Work out how many lines hold the string "قزوین". The answer is a single number, nothing more.

== Exercise material ==

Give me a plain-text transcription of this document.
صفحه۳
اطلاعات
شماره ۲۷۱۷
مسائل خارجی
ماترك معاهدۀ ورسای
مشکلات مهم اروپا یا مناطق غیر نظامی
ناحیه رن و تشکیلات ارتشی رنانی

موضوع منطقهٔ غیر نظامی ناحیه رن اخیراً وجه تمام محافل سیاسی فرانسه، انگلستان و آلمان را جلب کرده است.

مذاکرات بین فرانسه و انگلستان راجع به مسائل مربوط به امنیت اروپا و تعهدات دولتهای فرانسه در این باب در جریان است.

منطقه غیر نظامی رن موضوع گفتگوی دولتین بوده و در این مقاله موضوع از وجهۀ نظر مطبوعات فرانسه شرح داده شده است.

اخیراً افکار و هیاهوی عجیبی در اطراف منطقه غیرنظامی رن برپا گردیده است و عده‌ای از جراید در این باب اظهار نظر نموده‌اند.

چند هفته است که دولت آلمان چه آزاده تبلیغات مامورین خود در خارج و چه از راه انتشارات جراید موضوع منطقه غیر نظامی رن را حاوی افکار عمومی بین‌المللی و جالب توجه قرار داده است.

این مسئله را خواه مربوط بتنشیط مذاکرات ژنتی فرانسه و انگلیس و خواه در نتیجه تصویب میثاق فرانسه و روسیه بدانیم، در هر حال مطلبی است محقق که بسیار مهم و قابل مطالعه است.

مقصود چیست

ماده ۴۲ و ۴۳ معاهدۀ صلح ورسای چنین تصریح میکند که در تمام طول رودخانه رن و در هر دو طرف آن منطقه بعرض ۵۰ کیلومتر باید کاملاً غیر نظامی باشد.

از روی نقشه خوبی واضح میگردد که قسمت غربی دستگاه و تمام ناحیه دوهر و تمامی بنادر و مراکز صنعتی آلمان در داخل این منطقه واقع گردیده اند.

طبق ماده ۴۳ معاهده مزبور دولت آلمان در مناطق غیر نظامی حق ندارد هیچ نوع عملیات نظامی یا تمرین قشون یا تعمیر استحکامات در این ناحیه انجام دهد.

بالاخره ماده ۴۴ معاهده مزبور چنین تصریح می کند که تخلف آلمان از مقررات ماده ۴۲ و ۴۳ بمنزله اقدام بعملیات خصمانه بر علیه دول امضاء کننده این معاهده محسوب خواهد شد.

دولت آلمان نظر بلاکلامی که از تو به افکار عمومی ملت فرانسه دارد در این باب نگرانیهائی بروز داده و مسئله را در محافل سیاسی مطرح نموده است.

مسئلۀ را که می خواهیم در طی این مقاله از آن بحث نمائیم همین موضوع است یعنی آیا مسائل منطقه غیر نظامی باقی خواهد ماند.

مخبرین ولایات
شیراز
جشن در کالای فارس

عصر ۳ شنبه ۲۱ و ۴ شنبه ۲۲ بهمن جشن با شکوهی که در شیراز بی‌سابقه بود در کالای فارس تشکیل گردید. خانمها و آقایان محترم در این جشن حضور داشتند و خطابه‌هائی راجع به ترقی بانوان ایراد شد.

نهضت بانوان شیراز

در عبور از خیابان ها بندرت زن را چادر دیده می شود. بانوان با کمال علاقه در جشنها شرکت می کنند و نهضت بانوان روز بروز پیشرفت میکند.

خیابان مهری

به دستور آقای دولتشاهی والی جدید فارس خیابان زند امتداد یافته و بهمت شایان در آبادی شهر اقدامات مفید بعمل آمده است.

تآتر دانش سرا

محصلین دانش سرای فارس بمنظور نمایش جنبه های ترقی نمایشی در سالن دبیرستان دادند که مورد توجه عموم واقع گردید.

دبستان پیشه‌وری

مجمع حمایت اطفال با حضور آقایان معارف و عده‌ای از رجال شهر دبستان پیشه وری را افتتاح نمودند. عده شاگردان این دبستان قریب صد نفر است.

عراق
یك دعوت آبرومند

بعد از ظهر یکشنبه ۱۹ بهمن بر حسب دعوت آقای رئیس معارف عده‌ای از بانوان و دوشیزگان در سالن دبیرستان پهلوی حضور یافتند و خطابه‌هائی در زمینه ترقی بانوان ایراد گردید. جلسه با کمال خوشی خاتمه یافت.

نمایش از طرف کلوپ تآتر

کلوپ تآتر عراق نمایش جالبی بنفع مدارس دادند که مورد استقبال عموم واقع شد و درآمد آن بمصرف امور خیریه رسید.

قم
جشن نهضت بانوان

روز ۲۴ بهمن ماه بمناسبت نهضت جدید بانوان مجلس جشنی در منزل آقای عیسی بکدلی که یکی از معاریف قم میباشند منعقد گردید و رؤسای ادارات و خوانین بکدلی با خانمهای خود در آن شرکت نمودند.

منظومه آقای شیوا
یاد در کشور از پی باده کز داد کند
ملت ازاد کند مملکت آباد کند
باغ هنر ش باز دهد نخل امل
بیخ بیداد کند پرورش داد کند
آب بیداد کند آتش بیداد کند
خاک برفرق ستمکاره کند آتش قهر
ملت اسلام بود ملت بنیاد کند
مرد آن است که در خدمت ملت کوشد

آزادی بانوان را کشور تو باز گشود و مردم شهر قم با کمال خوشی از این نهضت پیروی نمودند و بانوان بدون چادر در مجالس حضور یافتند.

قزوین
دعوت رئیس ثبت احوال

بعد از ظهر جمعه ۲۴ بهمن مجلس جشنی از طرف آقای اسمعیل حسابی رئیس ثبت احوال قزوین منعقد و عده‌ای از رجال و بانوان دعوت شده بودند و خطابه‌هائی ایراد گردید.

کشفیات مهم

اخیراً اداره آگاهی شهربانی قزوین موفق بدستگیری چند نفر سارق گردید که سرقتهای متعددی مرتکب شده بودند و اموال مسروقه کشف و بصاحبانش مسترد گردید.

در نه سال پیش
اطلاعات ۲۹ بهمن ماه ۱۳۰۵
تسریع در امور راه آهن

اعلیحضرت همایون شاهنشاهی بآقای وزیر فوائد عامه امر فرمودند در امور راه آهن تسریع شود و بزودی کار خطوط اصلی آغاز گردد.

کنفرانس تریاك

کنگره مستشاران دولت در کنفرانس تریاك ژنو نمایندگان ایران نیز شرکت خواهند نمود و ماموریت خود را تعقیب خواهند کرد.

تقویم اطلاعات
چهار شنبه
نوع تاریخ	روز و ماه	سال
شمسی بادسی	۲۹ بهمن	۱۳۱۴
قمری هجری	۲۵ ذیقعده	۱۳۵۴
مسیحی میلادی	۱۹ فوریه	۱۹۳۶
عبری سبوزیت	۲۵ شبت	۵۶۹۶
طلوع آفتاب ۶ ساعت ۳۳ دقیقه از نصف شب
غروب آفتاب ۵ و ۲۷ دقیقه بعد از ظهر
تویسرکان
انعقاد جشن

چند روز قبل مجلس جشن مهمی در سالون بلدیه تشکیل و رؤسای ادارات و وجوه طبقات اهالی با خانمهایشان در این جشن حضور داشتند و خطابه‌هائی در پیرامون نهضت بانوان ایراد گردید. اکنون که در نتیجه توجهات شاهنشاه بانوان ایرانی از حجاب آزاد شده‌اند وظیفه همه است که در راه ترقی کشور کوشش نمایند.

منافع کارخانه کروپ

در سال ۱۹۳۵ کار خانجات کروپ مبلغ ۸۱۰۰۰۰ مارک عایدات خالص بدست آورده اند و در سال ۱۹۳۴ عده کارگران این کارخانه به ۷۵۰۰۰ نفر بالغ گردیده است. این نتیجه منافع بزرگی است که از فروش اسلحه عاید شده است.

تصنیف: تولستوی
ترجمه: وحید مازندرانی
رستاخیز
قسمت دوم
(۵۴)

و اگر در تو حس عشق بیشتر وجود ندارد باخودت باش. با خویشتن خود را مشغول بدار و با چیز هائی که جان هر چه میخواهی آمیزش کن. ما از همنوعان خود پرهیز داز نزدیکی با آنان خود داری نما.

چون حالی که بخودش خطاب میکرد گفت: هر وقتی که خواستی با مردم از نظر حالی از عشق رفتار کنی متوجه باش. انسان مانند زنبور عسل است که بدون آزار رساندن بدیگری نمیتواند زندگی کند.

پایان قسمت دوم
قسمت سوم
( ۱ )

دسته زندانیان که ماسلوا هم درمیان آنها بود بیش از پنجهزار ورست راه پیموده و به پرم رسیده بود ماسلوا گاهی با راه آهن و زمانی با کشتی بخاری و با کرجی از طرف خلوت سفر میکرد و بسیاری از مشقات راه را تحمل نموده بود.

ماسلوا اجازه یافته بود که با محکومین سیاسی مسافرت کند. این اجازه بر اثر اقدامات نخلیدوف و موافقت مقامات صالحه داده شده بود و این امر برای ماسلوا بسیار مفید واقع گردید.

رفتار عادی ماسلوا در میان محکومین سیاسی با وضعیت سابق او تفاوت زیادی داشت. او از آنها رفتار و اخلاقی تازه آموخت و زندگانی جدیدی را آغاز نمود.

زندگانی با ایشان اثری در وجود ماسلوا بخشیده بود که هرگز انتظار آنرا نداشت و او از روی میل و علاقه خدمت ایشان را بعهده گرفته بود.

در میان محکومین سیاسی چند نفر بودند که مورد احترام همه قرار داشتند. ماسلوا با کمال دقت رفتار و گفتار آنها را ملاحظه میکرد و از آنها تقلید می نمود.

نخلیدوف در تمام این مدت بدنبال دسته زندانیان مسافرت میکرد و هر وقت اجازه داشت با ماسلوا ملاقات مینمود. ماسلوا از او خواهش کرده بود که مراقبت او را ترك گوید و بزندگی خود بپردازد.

===

## Exercise output
3